**Listing:**
§

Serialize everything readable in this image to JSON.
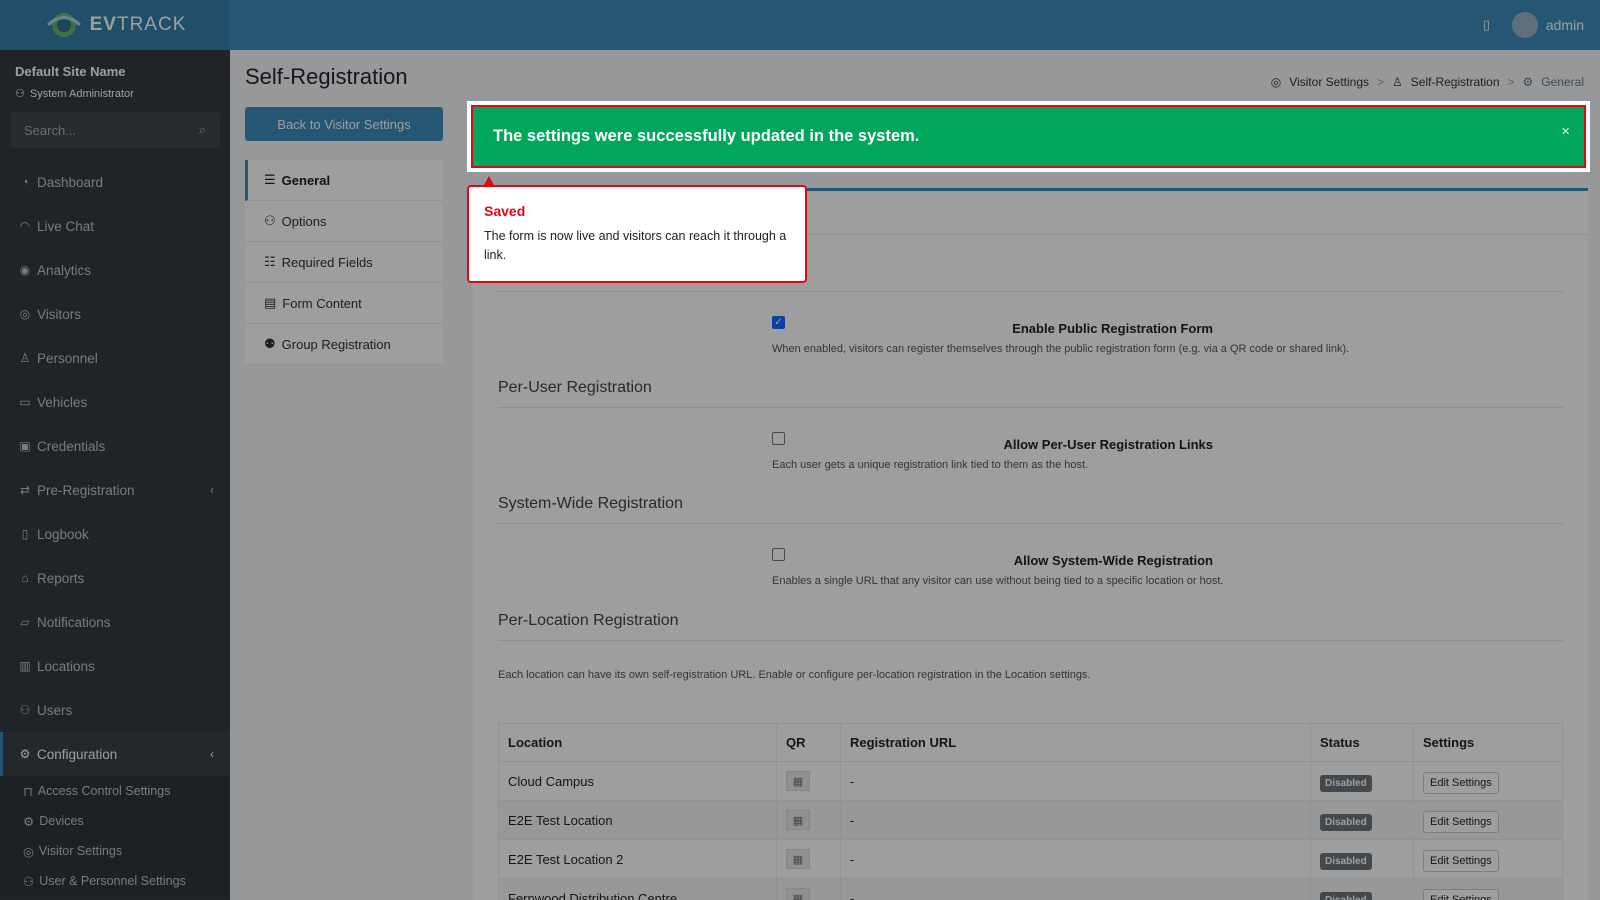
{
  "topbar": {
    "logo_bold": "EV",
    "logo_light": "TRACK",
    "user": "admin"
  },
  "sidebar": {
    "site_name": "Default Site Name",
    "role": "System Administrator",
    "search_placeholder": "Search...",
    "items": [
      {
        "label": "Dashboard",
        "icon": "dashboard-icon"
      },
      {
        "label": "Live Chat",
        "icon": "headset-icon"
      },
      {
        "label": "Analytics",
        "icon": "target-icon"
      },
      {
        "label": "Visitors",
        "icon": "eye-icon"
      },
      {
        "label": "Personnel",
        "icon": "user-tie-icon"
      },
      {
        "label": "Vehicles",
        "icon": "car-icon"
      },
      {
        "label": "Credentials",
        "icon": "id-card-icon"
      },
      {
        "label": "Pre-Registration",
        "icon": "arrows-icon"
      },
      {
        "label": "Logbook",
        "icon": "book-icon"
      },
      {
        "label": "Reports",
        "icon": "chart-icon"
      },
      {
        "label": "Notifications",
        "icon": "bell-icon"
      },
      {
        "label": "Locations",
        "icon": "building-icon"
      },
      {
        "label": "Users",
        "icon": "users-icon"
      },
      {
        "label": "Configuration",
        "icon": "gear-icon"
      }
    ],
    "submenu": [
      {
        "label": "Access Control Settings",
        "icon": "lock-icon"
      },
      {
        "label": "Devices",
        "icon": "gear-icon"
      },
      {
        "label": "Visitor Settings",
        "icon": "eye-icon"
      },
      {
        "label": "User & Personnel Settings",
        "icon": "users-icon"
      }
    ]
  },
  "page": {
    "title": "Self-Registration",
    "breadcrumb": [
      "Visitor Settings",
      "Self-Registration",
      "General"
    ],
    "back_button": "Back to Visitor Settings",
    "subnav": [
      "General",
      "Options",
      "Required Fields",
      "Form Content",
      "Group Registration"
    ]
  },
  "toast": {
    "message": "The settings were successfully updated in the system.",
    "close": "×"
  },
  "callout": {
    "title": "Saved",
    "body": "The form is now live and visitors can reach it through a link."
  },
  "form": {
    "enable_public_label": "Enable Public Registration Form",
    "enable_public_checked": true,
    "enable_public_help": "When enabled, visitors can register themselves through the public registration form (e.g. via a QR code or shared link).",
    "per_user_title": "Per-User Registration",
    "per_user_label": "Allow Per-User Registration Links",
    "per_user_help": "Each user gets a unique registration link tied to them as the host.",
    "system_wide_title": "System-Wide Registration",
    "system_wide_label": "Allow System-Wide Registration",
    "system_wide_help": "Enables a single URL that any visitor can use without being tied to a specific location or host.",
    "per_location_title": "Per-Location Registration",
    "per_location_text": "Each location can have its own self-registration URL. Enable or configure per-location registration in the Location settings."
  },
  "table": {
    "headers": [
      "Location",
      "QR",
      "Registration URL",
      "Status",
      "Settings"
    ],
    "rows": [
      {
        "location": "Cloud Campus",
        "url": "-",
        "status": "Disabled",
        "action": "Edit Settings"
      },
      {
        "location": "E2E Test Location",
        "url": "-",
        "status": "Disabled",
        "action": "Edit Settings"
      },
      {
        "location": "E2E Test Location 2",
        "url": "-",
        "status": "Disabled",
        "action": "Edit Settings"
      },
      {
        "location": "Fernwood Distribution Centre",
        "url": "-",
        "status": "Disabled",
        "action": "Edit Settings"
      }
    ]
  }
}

§

**What you will do:**
Transcribe the records above verbatim. Do not carry over any picture.

**Answer for this exercise:**
Serialize everything readable in this image to JSON.
{
  "topbar": {
    "logo_bold": "EV",
    "logo_light": "TRACK",
    "user": "admin"
  },
  "sidebar": {
    "site_name": "Default Site Name",
    "role": "System Administrator",
    "search_placeholder": "Search...",
    "items": [
      {
        "label": "Dashboard",
        "icon": "dashboard-icon"
      },
      {
        "label": "Live Chat",
        "icon": "headset-icon"
      },
      {
        "label": "Analytics",
        "icon": "target-icon"
      },
      {
        "label": "Visitors",
        "icon": "eye-icon"
      },
      {
        "label": "Personnel",
        "icon": "user-tie-icon"
      },
      {
        "label": "Vehicles",
        "icon": "car-icon"
      },
      {
        "label": "Credentials",
        "icon": "id-card-icon"
      },
      {
        "label": "Pre-Registration",
        "icon": "arrows-icon"
      },
      {
        "label": "Logbook",
        "icon": "book-icon"
      },
      {
        "label": "Reports",
        "icon": "chart-icon"
      },
      {
        "label": "Notifications",
        "icon": "bell-icon"
      },
      {
        "label": "Locations",
        "icon": "building-icon"
      },
      {
        "label": "Users",
        "icon": "users-icon"
      },
      {
        "label": "Configuration",
        "icon": "gear-icon"
      }
    ],
    "submenu": [
      {
        "label": "Access Control Settings",
        "icon": "lock-icon"
      },
      {
        "label": "Devices",
        "icon": "gear-icon"
      },
      {
        "label": "Visitor Settings",
        "icon": "eye-icon"
      },
      {
        "label": "User & Personnel Settings",
        "icon": "users-icon"
      }
    ]
  },
  "page": {
    "title": "Self-Registration",
    "breadcrumb": [
      "Visitor Settings",
      "Self-Registration",
      "General"
    ],
    "back_button": "Back to Visitor Settings",
    "subnav": [
      "General",
      "Options",
      "Required Fields",
      "Form Content",
      "Group Registration"
    ]
  },
  "toast": {
    "message": "The settings were successfully updated in the system.",
    "close": "×"
  },
  "callout": {
    "title": "Saved",
    "body": "The form is now live and visitors can reach it through a link."
  },
  "form": {
    "enable_public_label": "Enable Public Registration Form",
    "enable_public_checked": true,
    "enable_public_help": "When enabled, visitors can register themselves through the public registration form (e.g. via a QR code or shared link).",
    "per_user_title": "Per-User Registration",
    "per_user_label": "Allow Per-User Registration Links",
    "per_user_help": "Each user gets a unique registration link tied to them as the host.",
    "system_wide_title": "System-Wide Registration",
    "system_wide_label": "Allow System-Wide Registration",
    "system_wide_help": "Enables a single URL that any visitor can use without being tied to a specific location or host.",
    "per_location_title": "Per-Location Registration",
    "per_location_text": "Each location can have its own self-registration URL. Enable or configure per-location registration in the Location settings."
  },
  "table": {
    "headers": [
      "Location",
      "QR",
      "Registration URL",
      "Status",
      "Settings"
    ],
    "rows": [
      {
        "location": "Cloud Campus",
        "url": "-",
        "status": "Disabled",
        "action": "Edit Settings"
      },
      {
        "location": "E2E Test Location",
        "url": "-",
        "status": "Disabled",
        "action": "Edit Settings"
      },
      {
        "location": "E2E Test Location 2",
        "url": "-",
        "status": "Disabled",
        "action": "Edit Settings"
      },
      {
        "location": "Fernwood Distribution Centre",
        "url": "-",
        "status": "Disabled",
        "action": "Edit Settings"
      }
    ]
  }
}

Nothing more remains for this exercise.